- [RECORD EXCERPTS]:
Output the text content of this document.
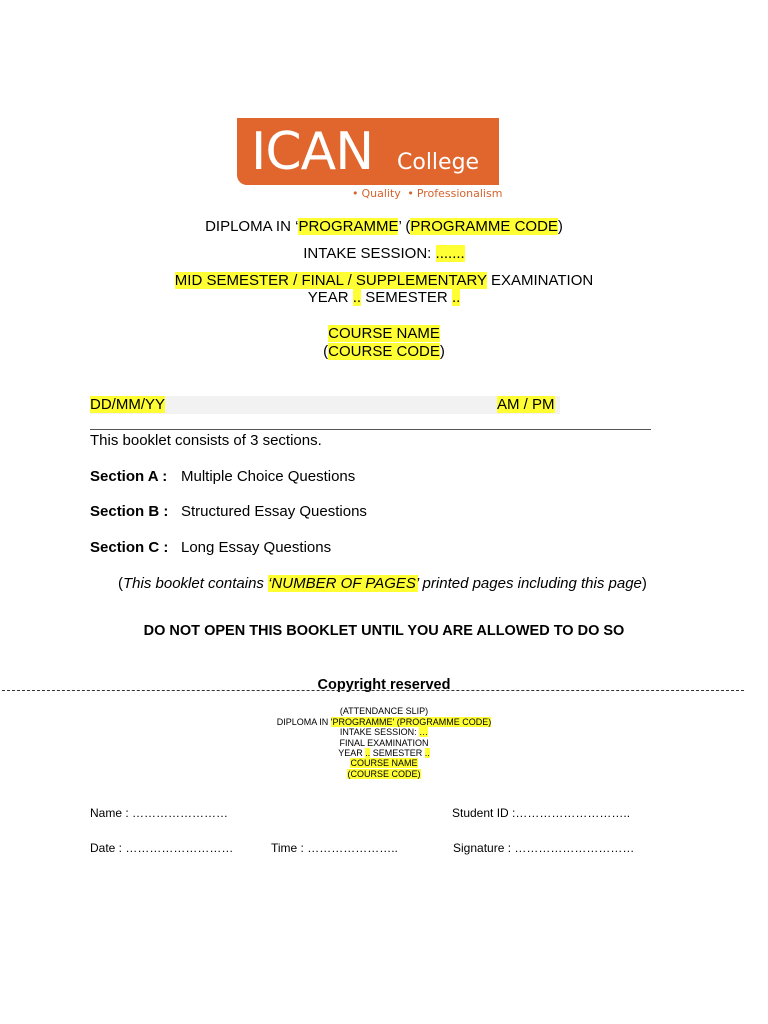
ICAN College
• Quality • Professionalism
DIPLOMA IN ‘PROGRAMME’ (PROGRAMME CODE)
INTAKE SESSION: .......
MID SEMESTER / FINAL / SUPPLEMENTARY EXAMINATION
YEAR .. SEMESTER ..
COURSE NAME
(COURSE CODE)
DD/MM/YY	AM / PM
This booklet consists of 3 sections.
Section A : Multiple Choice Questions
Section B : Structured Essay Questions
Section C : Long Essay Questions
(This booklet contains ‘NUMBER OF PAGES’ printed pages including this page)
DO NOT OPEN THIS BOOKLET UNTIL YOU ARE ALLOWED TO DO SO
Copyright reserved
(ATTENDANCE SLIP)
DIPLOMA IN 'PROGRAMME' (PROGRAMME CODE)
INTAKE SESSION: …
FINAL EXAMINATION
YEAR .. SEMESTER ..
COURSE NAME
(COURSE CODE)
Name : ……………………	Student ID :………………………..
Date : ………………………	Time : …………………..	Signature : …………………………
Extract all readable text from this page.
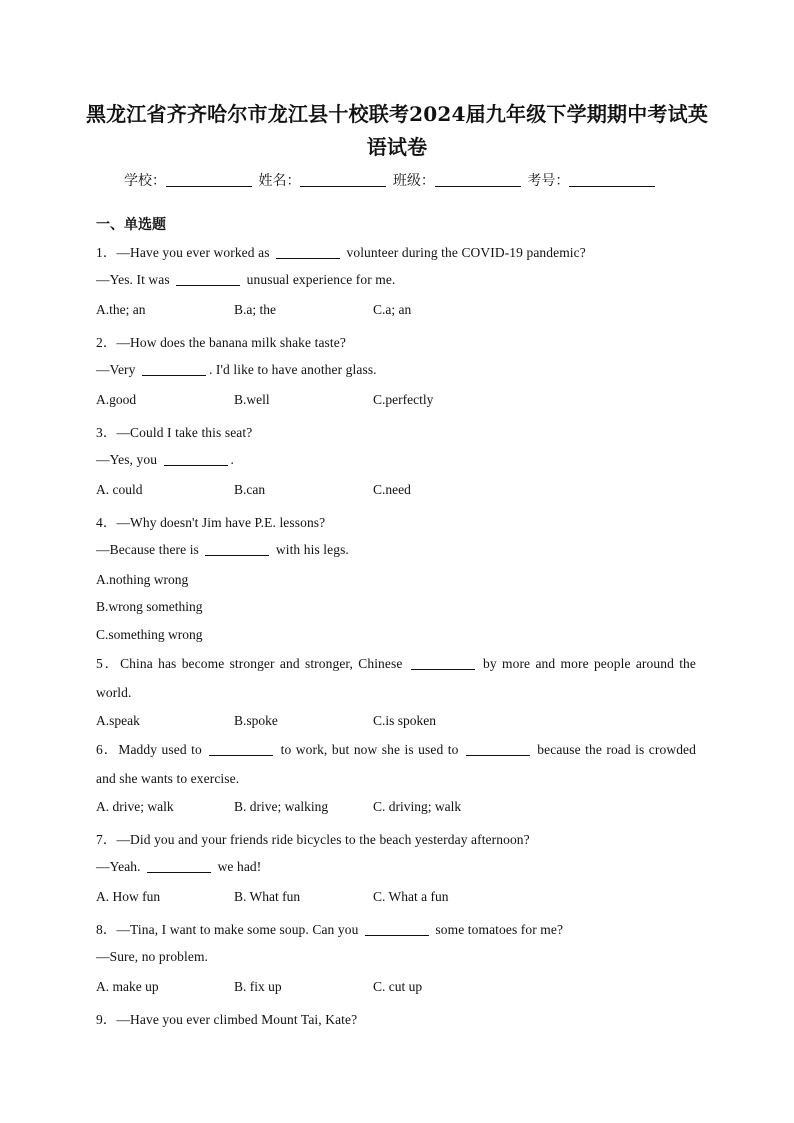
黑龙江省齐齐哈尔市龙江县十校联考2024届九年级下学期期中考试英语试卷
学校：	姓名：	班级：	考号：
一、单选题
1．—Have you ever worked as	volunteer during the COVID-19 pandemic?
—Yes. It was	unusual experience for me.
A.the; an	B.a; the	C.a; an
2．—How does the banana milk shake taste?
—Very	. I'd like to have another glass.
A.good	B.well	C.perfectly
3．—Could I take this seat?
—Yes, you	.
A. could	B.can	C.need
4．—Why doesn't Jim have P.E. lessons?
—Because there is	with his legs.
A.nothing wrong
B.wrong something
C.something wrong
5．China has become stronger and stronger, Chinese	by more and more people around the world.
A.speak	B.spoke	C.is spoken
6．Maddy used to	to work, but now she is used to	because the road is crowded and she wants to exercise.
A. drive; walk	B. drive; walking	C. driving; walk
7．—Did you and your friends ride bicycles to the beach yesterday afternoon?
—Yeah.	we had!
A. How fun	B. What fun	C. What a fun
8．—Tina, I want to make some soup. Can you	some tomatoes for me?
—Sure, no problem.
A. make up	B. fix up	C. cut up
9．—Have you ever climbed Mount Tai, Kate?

--

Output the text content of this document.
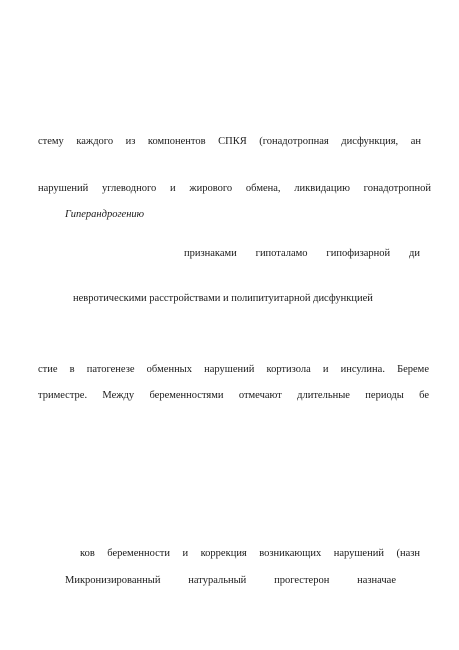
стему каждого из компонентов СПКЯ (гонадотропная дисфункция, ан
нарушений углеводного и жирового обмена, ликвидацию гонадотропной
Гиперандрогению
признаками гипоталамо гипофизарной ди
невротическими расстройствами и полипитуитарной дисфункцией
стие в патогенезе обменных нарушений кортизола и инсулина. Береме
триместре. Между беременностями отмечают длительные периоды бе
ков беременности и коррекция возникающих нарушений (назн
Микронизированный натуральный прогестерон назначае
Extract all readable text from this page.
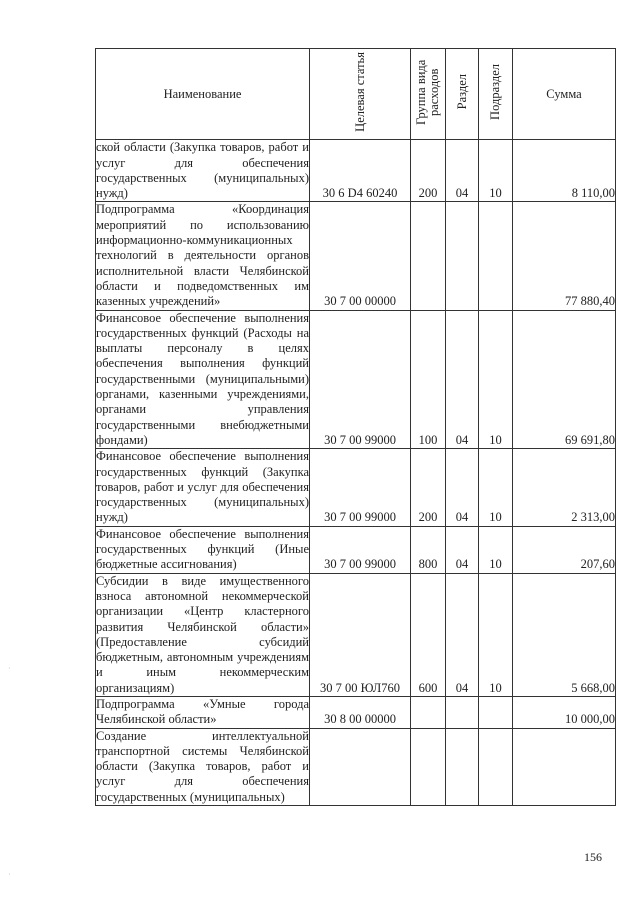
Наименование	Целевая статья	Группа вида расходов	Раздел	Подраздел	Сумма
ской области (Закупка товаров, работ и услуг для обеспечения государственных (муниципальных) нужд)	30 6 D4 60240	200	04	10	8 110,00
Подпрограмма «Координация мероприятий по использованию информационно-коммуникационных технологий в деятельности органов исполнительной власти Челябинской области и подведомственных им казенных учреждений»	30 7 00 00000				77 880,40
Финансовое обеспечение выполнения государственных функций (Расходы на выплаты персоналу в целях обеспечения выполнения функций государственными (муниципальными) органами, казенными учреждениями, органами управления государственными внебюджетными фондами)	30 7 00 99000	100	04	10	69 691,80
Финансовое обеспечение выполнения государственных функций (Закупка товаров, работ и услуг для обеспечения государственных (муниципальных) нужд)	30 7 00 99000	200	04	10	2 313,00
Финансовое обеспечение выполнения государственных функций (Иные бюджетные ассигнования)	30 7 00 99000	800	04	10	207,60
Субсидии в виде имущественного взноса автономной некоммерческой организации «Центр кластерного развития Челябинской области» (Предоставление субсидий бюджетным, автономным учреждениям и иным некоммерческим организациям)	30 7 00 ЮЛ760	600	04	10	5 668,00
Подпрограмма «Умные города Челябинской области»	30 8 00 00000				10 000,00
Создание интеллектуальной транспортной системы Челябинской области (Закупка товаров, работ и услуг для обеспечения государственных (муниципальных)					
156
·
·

- [EXERCISE]:
Extract from the material all lines containing the string "wrong".

- [ANSWER TO THIS EXERCISE]:
A.nothing wrong
B.wrong something
C.something wrong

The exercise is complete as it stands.